Records from a data collection
════════════════

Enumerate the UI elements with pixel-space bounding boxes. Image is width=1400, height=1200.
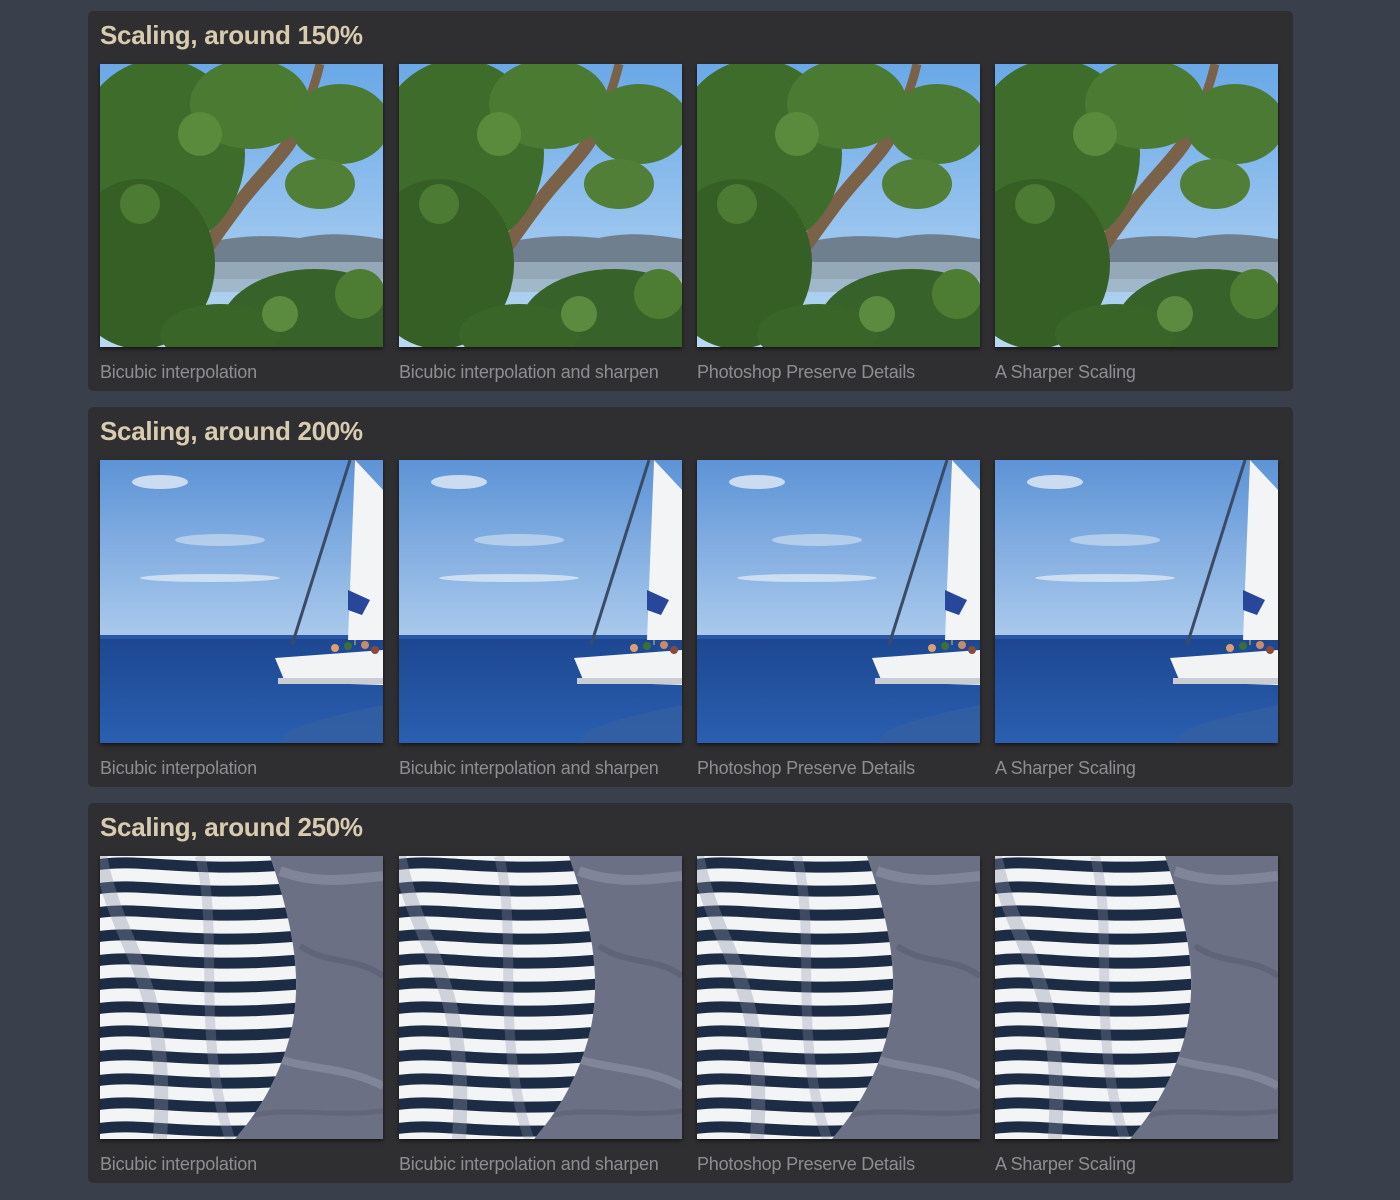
panel-title: Scaling, around 150% <box>100 20 363 50</box>
tree-image-sharper-scaling[interactable] <box>995 64 1278 347</box>
caption-bicubic: Bicubic interpolation <box>100 362 257 382</box>
tree-image-bicubic[interactable] <box>100 64 383 347</box>
caption-sharper-scaling: A Sharper Scaling <box>995 758 1136 778</box>
panel-title: Scaling, around 250% <box>100 812 363 842</box>
fabric-image-sharper-scaling[interactable] <box>995 856 1278 1139</box>
fabric-image-bicubic[interactable] <box>100 856 383 1139</box>
tree-image-preserve-details[interactable] <box>697 64 980 347</box>
caption-bicubic-sharpen: Bicubic interpolation and sharpen <box>399 362 659 382</box>
panel-title: Scaling, around 200% <box>100 416 363 446</box>
caption-sharper-scaling: A Sharper Scaling <box>995 1154 1136 1174</box>
sailboat-image-bicubic[interactable] <box>100 460 383 743</box>
comparison-panel-250: Scaling, around 250% Bicubic interpolati… <box>88 803 1293 1183</box>
fabric-image-preserve-details[interactable] <box>697 856 980 1139</box>
caption-sharper-scaling: A Sharper Scaling <box>995 362 1136 382</box>
fabric-image-bicubic-sharpen[interactable] <box>399 856 682 1139</box>
caption-bicubic: Bicubic interpolation <box>100 758 257 778</box>
sailboat-image-preserve-details[interactable] <box>697 460 980 743</box>
caption-bicubic-sharpen: Bicubic interpolation and sharpen <box>399 1154 659 1174</box>
sailboat-image-sharper-scaling[interactable] <box>995 460 1278 743</box>
sailboat-image-bicubic-sharpen[interactable] <box>399 460 682 743</box>
caption-bicubic: Bicubic interpolation <box>100 1154 257 1174</box>
caption-preserve-details: Photoshop Preserve Details <box>697 1154 915 1174</box>
comparison-panel-200: Scaling, around 200% Bicubic interpolati… <box>88 407 1293 787</box>
caption-bicubic-sharpen: Bicubic interpolation and sharpen <box>399 758 659 778</box>
caption-preserve-details: Photoshop Preserve Details <box>697 362 915 382</box>
comparison-panel-150: Scaling, around 150% Bicubic interpolati… <box>88 11 1293 391</box>
tree-image-bicubic-sharpen[interactable] <box>399 64 682 347</box>
caption-preserve-details: Photoshop Preserve Details <box>697 758 915 778</box>
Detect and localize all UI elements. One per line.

════════════════

_Your instructions_.
Arrange these lines as a Markdown table with the columns No. and Line, one row per line, numbered in order and skipping blank lines. Don't include the pictures.

_Task solution_.
| No. | Line |
|---|---|
| 1 | Enumerate the UI elements with pixel-space bounding boxes. Image is width=1400, height=1200. |
| 2 | panel-title: Scaling, around 150% <box>100 20 363 50</box> |
| 3 | tree-image-sharper-scaling[interactable] <box>995 64 1278 347</box> |
| 4 | caption-bicubic: Bicubic interpolation <box>100 362 257 382</box> |
| 5 | tree-image-bicubic[interactable] <box>100 64 383 347</box> |
| 6 | caption-sharper-scaling: A Sharper Scaling <box>995 758 1136 778</box> |
| 7 | panel-title: Scaling, around 250% <box>100 812 363 842</box> |
| 8 | fabric-image-sharper-scaling[interactable] <box>995 856 1278 1139</box> |
| 9 | fabric-image-bicubic[interactable] <box>100 856 383 1139</box> |
| 10 | tree-image-preserve-details[interactable] <box>697 64 980 347</box> |
| 11 | caption-bicubic-sharpen: Bicubic interpolation and sharpen <box>399 362 659 382</box> |
| 12 | panel-title: Scaling, around 200% <box>100 416 363 446</box> |
| 13 | caption-sharper-scaling: A Sharper Scaling <box>995 1154 1136 1174</box> |
| 14 | sailboat-image-bicubic[interactable] <box>100 460 383 743</box> |
| 15 | comparison-panel-250: Scaling, around 250% Bicubic interpolati… <box>88 803 1293 1183</box> |
| 16 | fabric-image-preserve-details[interactable] <box>697 856 980 1139</box> |
| 17 | caption-sharper-scaling: A Sharper Scaling <box>995 362 1136 382</box> |
| 18 | fabric-image-bicubic-sharpen[interactable] <box>399 856 682 1139</box> |
| 19 | caption-bicubic: Bicubic interpolation <box>100 758 257 778</box> |
| 20 | sailboat-image-preserve-details[interactable] <box>697 460 980 743</box> |
| 21 | caption-bicubic-sharpen: Bicubic interpolation and sharpen <box>399 1154 659 1174</box> |
| 22 | sailboat-image-sharper-scaling[interactable] <box>995 460 1278 743</box> |
| 23 | sailboat-image-bicubic-sharpen[interactable] <box>399 460 682 743</box> |
| 24 | caption-bicubic: Bicubic interpolation <box>100 1154 257 1174</box> |
| 25 | caption-preserve-details: Photoshop Preserve Details <box>697 1154 915 1174</box> |
| 26 | comparison-panel-200: Scaling, around 200% Bicubic interpolati… <box>88 407 1293 787</box> |
| 27 | caption-bicubic-sharpen: Bicubic interpolation and sharpen <box>399 758 659 778</box> |
| 28 | caption-preserve-details: Photoshop Preserve Details <box>697 362 915 382</box> |
| 29 | comparison-panel-150: Scaling, around 150% Bicubic interpolati… <box>88 11 1293 391</box> |
| 30 | tree-image-bicubic-sharpen[interactable] <box>399 64 682 347</box> |
| 31 | caption-preserve-details: Photoshop Preserve Details <box>697 758 915 778</box> |
| 32 | Detect and localize all UI elements. One per line. |